Stored data entries:
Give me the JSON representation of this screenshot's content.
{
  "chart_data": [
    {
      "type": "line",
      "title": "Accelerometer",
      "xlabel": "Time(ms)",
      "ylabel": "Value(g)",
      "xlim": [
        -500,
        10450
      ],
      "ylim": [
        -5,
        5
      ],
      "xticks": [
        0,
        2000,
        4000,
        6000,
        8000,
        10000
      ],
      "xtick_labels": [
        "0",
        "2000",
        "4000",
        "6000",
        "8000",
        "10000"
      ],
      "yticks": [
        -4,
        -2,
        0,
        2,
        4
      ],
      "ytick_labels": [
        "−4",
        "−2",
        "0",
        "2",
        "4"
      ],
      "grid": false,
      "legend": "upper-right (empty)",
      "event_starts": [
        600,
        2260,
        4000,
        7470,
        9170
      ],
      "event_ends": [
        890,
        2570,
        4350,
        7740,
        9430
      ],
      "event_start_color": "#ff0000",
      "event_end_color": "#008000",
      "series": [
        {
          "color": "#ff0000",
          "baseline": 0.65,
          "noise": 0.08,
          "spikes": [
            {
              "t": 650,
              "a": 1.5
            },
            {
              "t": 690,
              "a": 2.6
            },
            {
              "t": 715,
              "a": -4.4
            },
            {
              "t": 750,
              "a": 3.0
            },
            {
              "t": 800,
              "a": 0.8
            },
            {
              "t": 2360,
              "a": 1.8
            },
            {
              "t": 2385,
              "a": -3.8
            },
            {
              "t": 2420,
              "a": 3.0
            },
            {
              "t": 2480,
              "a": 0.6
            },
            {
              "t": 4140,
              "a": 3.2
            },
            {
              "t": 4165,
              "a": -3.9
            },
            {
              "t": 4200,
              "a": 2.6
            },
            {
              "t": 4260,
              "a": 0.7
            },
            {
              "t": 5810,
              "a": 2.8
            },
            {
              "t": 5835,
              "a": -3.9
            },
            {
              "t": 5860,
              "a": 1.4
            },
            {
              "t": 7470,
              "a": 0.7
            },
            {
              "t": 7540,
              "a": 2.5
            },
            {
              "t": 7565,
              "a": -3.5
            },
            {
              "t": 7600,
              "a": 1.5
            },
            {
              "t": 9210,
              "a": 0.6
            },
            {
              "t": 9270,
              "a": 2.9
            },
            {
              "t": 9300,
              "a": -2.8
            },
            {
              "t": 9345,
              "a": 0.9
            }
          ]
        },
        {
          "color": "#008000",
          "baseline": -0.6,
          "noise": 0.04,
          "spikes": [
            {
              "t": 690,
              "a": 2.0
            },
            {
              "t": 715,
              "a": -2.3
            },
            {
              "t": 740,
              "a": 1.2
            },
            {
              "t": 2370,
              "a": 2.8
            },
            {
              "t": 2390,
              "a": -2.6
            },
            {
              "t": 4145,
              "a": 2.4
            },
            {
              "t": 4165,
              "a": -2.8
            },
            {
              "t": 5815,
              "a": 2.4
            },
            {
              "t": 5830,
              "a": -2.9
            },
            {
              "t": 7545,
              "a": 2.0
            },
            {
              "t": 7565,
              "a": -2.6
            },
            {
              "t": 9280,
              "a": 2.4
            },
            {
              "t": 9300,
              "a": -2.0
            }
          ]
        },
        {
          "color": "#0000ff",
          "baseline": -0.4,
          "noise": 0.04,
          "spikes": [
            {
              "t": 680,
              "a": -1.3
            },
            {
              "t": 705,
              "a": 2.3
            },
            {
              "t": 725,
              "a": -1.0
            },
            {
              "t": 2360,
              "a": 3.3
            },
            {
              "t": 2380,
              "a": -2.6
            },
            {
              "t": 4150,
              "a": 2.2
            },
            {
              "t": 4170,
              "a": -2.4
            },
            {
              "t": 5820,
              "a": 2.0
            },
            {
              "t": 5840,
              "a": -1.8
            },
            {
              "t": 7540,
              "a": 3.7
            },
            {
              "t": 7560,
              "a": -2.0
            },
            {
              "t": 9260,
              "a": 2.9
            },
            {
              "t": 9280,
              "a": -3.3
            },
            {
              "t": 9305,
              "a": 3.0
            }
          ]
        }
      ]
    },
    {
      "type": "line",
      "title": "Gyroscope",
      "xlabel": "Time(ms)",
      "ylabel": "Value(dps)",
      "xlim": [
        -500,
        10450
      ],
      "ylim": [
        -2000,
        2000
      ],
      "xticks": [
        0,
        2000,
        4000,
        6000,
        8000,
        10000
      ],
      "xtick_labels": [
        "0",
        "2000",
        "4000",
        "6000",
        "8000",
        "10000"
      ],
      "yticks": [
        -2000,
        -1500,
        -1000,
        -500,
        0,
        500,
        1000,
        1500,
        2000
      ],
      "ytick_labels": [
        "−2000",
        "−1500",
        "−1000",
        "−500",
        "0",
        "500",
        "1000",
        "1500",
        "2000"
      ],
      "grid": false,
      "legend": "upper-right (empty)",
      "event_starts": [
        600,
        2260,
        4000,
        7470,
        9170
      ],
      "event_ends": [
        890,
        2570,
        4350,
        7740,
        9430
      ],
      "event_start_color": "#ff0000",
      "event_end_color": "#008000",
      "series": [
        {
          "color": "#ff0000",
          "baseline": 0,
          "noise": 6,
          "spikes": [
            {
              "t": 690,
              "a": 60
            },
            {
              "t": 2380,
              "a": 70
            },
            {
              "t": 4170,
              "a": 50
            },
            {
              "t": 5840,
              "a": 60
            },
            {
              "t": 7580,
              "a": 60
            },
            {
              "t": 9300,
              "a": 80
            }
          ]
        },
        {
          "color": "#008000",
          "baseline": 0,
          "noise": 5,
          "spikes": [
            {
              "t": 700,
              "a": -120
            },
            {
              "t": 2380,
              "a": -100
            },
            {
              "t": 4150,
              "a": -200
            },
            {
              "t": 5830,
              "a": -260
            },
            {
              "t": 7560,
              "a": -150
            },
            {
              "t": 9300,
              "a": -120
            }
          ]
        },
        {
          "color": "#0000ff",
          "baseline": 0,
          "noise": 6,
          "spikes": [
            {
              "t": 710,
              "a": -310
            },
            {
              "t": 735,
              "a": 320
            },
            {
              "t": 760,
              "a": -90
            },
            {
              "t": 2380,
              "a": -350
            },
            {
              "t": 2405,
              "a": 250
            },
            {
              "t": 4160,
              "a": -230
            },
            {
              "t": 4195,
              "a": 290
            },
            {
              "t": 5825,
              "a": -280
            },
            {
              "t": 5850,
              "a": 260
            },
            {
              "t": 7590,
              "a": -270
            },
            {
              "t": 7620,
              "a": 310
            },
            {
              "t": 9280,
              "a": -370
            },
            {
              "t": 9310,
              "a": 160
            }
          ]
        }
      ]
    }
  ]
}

• [THE PROBLEM]:
Retype every record above exactly as written.

• [RESULT OF THIS EXERCISE]:
Give me the JSON representation of this screenshot's content.
{
  "chart_data": [
    {
      "type": "line",
      "title": "Accelerometer",
      "xlabel": "Time(ms)",
      "ylabel": "Value(g)",
      "xlim": [
        -500,
        10450
      ],
      "ylim": [
        -5,
        5
      ],
      "xticks": [
        0,
        2000,
        4000,
        6000,
        8000,
        10000
      ],
      "xtick_labels": [
        "0",
        "2000",
        "4000",
        "6000",
        "8000",
        "10000"
      ],
      "yticks": [
        -4,
        -2,
        0,
        2,
        4
      ],
      "ytick_labels": [
        "−4",
        "−2",
        "0",
        "2",
        "4"
      ],
      "grid": false,
      "legend": "upper-right (empty)",
      "event_starts": [
        600,
        2260,
        4000,
        7470,
        9170
      ],
      "event_ends": [
        890,
        2570,
        4350,
        7740,
        9430
      ],
      "event_start_color": "#ff0000",
      "event_end_color": "#008000",
      "series": [
        {
          "color": "#ff0000",
          "baseline": 0.65,
          "noise": 0.08,
          "spikes": [
            {
              "t": 650,
              "a": 1.5
            },
            {
              "t": 690,
              "a": 2.6
            },
            {
              "t": 715,
              "a": -4.4
            },
            {
              "t": 750,
              "a": 3.0
            },
            {
              "t": 800,
              "a": 0.8
            },
            {
              "t": 2360,
              "a": 1.8
            },
            {
              "t": 2385,
              "a": -3.8
            },
            {
              "t": 2420,
              "a": 3.0
            },
            {
              "t": 2480,
              "a": 0.6
            },
            {
              "t": 4140,
              "a": 3.2
            },
            {
              "t": 4165,
              "a": -3.9
            },
            {
              "t": 4200,
              "a": 2.6
            },
            {
              "t": 4260,
              "a": 0.7
            },
            {
              "t": 5810,
              "a": 2.8
            },
            {
              "t": 5835,
              "a": -3.9
            },
            {
              "t": 5860,
              "a": 1.4
            },
            {
              "t": 7470,
              "a": 0.7
            },
            {
              "t": 7540,
              "a": 2.5
            },
            {
              "t": 7565,
              "a": -3.5
            },
            {
              "t": 7600,
              "a": 1.5
            },
            {
              "t": 9210,
              "a": 0.6
            },
            {
              "t": 9270,
              "a": 2.9
            },
            {
              "t": 9300,
              "a": -2.8
            },
            {
              "t": 9345,
              "a": 0.9
            }
          ]
        },
        {
          "color": "#008000",
          "baseline": -0.6,
          "noise": 0.04,
          "spikes": [
            {
              "t": 690,
              "a": 2.0
            },
            {
              "t": 715,
              "a": -2.3
            },
            {
              "t": 740,
              "a": 1.2
            },
            {
              "t": 2370,
              "a": 2.8
            },
            {
              "t": 2390,
              "a": -2.6
            },
            {
              "t": 4145,
              "a": 2.4
            },
            {
              "t": 4165,
              "a": -2.8
            },
            {
              "t": 5815,
              "a": 2.4
            },
            {
              "t": 5830,
              "a": -2.9
            },
            {
              "t": 7545,
              "a": 2.0
            },
            {
              "t": 7565,
              "a": -2.6
            },
            {
              "t": 9280,
              "a": 2.4
            },
            {
              "t": 9300,
              "a": -2.0
            }
          ]
        },
        {
          "color": "#0000ff",
          "baseline": -0.4,
          "noise": 0.04,
          "spikes": [
            {
              "t": 680,
              "a": -1.3
            },
            {
              "t": 705,
              "a": 2.3
            },
            {
              "t": 725,
              "a": -1.0
            },
            {
              "t": 2360,
              "a": 3.3
            },
            {
              "t": 2380,
              "a": -2.6
            },
            {
              "t": 4150,
              "a": 2.2
            },
            {
              "t": 4170,
              "a": -2.4
            },
            {
              "t": 5820,
              "a": 2.0
            },
            {
              "t": 5840,
              "a": -1.8
            },
            {
              "t": 7540,
              "a": 3.7
            },
            {
              "t": 7560,
              "a": -2.0
            },
            {
              "t": 9260,
              "a": 2.9
            },
            {
              "t": 9280,
              "a": -3.3
            },
            {
              "t": 9305,
              "a": 3.0
            }
          ]
        }
      ]
    },
    {
      "type": "line",
      "title": "Gyroscope",
      "xlabel": "Time(ms)",
      "ylabel": "Value(dps)",
      "xlim": [
        -500,
        10450
      ],
      "ylim": [
        -2000,
        2000
      ],
      "xticks": [
        0,
        2000,
        4000,
        6000,
        8000,
        10000
      ],
      "xtick_labels": [
        "0",
        "2000",
        "4000",
        "6000",
        "8000",
        "10000"
      ],
      "yticks": [
        -2000,
        -1500,
        -1000,
        -500,
        0,
        500,
        1000,
        1500,
        2000
      ],
      "ytick_labels": [
        "−2000",
        "−1500",
        "−1000",
        "−500",
        "0",
        "500",
        "1000",
        "1500",
        "2000"
      ],
      "grid": false,
      "legend": "upper-right (empty)",
      "event_starts": [
        600,
        2260,
        4000,
        7470,
        9170
      ],
      "event_ends": [
        890,
        2570,
        4350,
        7740,
        9430
      ],
      "event_start_color": "#ff0000",
      "event_end_color": "#008000",
      "series": [
        {
          "color": "#ff0000",
          "baseline": 0,
          "noise": 6,
          "spikes": [
            {
              "t": 690,
              "a": 60
            },
            {
              "t": 2380,
              "a": 70
            },
            {
              "t": 4170,
              "a": 50
            },
            {
              "t": 5840,
              "a": 60
            },
            {
              "t": 7580,
              "a": 60
            },
            {
              "t": 9300,
              "a": 80
            }
          ]
        },
        {
          "color": "#008000",
          "baseline": 0,
          "noise": 5,
          "spikes": [
            {
              "t": 700,
              "a": -120
            },
            {
              "t": 2380,
              "a": -100
            },
            {
              "t": 4150,
              "a": -200
            },
            {
              "t": 5830,
              "a": -260
            },
            {
              "t": 7560,
              "a": -150
            },
            {
              "t": 9300,
              "a": -120
            }
          ]
        },
        {
          "color": "#0000ff",
          "baseline": 0,
          "noise": 6,
          "spikes": [
            {
              "t": 710,
              "a": -310
            },
            {
              "t": 735,
              "a": 320
            },
            {
              "t": 760,
              "a": -90
            },
            {
              "t": 2380,
              "a": -350
            },
            {
              "t": 2405,
              "a": 250
            },
            {
              "t": 4160,
              "a": -230
            },
            {
              "t": 4195,
              "a": 290
            },
            {
              "t": 5825,
              "a": -280
            },
            {
              "t": 5850,
              "a": 260
            },
            {
              "t": 7590,
              "a": -270
            },
            {
              "t": 7620,
              "a": 310
            },
            {
              "t": 9280,
              "a": -370
            },
            {
              "t": 9310,
              "a": 160
            }
          ]
        }
      ]
    }
  ]
}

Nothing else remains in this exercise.